((

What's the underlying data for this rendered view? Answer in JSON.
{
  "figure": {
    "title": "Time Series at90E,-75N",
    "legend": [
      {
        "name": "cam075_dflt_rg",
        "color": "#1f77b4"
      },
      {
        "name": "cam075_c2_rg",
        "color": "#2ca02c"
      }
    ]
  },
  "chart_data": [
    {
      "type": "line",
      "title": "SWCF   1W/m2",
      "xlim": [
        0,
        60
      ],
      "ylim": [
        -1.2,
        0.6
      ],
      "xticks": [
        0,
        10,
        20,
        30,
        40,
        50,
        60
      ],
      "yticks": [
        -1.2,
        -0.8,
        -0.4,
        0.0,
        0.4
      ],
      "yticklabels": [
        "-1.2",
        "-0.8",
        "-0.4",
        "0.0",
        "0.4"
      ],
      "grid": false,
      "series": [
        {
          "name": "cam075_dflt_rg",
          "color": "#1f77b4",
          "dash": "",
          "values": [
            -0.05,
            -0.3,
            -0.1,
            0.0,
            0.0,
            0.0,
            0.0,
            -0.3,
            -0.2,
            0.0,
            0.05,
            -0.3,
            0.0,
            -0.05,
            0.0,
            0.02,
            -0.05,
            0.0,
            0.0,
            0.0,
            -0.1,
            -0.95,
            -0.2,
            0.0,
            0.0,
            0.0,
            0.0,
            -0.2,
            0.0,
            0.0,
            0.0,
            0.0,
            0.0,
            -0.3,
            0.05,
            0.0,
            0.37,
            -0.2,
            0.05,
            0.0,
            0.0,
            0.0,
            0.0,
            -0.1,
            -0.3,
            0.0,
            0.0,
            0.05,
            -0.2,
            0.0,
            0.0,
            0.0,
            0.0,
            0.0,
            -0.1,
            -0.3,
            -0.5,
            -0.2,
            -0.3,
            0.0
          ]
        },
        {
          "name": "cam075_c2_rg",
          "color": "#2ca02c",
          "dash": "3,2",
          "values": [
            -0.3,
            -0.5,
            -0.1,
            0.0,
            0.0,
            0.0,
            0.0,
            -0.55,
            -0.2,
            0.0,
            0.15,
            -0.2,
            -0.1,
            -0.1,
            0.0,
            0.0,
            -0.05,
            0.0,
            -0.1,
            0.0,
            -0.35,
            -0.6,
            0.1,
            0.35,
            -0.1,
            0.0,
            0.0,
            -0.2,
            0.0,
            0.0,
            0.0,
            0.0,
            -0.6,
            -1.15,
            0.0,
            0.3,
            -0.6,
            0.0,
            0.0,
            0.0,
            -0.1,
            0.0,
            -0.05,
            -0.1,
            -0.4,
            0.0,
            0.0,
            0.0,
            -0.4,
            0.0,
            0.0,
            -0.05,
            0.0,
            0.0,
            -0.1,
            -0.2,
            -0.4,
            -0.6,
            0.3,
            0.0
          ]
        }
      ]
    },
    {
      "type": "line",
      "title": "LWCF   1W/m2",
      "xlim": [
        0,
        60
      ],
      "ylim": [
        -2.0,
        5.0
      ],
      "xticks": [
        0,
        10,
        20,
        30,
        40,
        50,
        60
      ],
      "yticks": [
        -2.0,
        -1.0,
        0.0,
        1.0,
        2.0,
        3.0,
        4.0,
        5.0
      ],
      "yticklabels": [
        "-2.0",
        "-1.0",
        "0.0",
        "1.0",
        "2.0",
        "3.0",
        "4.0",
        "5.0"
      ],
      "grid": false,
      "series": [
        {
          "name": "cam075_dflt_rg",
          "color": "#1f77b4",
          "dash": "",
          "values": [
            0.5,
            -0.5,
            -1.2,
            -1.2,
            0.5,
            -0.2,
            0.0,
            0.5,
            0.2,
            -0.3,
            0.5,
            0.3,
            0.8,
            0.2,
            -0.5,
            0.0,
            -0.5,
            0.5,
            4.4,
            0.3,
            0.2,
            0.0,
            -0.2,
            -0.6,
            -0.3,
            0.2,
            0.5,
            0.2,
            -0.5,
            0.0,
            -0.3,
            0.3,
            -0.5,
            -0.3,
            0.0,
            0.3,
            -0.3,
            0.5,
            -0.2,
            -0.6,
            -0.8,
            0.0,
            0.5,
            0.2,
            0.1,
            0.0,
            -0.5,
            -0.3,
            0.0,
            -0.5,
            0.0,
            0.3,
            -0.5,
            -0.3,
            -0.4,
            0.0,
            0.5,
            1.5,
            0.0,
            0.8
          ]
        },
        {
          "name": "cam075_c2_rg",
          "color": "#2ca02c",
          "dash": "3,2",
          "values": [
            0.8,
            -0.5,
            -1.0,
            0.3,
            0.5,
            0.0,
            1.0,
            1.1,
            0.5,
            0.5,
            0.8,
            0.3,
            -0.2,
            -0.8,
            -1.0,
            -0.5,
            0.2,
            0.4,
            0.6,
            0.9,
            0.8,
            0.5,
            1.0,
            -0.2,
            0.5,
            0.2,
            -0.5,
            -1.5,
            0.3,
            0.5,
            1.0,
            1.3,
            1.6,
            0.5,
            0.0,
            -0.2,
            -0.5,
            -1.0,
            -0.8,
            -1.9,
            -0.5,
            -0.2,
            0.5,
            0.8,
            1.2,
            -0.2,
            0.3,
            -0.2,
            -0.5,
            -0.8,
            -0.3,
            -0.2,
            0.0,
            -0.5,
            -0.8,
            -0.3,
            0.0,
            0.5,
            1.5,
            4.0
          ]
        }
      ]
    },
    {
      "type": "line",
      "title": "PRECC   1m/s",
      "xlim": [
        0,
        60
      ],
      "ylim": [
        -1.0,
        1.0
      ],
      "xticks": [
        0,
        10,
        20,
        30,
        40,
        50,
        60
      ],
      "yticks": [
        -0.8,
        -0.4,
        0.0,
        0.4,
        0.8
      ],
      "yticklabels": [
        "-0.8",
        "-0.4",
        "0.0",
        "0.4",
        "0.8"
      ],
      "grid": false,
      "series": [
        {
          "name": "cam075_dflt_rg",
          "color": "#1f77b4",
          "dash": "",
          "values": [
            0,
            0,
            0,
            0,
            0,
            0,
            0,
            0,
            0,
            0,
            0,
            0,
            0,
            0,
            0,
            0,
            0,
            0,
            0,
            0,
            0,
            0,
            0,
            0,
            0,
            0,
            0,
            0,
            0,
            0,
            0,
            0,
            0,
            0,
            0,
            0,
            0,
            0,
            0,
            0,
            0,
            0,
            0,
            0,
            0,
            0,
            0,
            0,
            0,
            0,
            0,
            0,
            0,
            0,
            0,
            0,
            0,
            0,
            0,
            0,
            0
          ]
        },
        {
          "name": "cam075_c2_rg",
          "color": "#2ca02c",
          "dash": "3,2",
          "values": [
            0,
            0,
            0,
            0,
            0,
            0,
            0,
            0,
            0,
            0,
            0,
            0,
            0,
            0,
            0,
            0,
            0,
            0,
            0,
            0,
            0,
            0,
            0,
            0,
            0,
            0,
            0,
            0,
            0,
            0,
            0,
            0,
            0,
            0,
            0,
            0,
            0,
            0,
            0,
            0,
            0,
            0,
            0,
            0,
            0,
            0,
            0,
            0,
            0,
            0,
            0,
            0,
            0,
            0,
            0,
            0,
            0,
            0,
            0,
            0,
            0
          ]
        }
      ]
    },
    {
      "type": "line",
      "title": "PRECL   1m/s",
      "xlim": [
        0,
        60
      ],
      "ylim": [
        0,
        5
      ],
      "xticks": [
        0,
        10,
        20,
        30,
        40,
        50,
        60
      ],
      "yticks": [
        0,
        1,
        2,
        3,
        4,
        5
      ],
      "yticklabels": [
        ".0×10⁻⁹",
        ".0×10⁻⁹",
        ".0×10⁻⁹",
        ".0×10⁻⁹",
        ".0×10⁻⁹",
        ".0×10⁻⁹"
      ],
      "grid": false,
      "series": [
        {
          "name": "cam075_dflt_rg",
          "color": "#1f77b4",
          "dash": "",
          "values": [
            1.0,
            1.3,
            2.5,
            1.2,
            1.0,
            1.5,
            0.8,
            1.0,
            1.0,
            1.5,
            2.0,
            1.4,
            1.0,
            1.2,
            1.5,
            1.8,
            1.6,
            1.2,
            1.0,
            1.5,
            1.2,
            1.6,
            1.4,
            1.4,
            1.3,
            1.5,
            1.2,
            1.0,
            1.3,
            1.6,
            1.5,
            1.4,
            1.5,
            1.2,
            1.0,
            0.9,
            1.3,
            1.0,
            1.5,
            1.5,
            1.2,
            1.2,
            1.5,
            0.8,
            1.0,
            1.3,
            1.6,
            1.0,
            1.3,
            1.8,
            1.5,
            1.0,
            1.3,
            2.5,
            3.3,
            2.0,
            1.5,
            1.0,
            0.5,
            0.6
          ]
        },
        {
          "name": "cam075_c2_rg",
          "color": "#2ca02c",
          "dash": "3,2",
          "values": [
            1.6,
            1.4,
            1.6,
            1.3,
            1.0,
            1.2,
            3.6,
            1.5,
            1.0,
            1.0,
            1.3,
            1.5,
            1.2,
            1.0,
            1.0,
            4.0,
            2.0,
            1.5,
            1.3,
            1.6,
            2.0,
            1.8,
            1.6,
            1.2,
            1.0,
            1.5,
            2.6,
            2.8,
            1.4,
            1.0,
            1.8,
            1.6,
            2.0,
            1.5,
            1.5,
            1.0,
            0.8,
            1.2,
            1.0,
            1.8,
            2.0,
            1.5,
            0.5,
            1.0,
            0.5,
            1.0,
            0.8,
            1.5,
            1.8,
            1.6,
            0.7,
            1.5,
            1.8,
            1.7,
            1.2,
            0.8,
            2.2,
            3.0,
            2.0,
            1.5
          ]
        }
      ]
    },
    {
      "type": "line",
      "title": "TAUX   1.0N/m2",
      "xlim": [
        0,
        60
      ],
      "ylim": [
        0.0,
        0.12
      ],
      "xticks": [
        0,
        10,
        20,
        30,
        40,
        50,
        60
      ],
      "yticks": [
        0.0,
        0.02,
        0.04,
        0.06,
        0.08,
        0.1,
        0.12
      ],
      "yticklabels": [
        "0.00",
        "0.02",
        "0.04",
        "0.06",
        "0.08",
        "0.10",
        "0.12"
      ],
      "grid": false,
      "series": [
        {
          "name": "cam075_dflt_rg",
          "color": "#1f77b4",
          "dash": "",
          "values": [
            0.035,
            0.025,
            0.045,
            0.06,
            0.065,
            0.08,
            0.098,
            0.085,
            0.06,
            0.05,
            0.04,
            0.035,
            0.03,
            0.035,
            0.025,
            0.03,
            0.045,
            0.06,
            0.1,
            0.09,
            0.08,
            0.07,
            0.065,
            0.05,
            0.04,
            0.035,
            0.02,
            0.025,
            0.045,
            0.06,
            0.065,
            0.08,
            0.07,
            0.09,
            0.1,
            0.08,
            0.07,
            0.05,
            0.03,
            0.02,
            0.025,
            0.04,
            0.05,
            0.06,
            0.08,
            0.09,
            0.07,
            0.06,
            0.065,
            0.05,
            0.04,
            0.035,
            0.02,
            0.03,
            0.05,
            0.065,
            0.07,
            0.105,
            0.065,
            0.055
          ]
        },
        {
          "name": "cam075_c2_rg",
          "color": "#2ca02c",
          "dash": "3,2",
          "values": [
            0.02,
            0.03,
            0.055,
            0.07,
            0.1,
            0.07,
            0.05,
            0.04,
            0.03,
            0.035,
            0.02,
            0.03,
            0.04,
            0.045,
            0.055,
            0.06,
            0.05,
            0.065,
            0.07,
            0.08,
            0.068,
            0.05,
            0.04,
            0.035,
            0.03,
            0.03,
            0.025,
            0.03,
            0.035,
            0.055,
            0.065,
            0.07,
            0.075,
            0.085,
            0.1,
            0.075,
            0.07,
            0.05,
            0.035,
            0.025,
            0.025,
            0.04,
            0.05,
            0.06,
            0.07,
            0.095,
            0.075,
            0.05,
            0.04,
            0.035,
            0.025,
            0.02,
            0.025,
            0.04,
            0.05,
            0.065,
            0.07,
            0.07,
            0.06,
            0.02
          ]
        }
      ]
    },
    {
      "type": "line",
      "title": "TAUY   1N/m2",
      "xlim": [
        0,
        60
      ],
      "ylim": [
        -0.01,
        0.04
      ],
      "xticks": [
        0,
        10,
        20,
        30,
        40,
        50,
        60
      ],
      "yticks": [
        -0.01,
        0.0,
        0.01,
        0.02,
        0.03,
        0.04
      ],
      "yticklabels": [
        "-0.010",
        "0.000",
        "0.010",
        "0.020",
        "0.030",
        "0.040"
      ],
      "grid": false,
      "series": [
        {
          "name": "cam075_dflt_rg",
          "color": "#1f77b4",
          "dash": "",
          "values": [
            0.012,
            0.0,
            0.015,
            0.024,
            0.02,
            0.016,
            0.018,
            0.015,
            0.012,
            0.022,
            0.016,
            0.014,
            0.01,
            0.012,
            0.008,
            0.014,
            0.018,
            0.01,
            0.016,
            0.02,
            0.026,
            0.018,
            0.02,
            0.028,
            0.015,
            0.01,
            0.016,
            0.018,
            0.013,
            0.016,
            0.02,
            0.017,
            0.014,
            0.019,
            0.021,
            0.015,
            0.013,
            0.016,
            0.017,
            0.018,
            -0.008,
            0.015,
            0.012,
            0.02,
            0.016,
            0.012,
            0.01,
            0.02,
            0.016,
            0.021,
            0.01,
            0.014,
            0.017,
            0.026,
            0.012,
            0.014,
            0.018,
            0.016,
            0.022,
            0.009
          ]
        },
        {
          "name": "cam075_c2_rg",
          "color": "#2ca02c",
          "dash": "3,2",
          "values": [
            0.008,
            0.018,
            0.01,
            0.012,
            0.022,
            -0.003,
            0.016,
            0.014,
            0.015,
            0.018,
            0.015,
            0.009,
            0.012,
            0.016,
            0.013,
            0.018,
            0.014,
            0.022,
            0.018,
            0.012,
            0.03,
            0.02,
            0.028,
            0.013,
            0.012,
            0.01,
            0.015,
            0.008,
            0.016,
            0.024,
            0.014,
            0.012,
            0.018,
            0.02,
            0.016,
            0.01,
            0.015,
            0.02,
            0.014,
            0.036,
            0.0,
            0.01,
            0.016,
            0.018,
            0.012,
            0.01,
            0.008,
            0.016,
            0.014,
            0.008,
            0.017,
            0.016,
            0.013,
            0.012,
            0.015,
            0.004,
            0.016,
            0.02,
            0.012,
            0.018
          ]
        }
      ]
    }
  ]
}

))

Instruction - Scan the material above for the string "title" and report each line where you find it.

Solution for this task -
    "title": "Time Series at90E,-75N",
      "title": "SWCF   1W/m2",
      "title": "LWCF   1W/m2",
      "title": "PRECC   1m/s",
      "title": "PRECL   1m/s",
      "title": "TAUX   1.0N/m2",
      "title": "TAUY   1N/m2",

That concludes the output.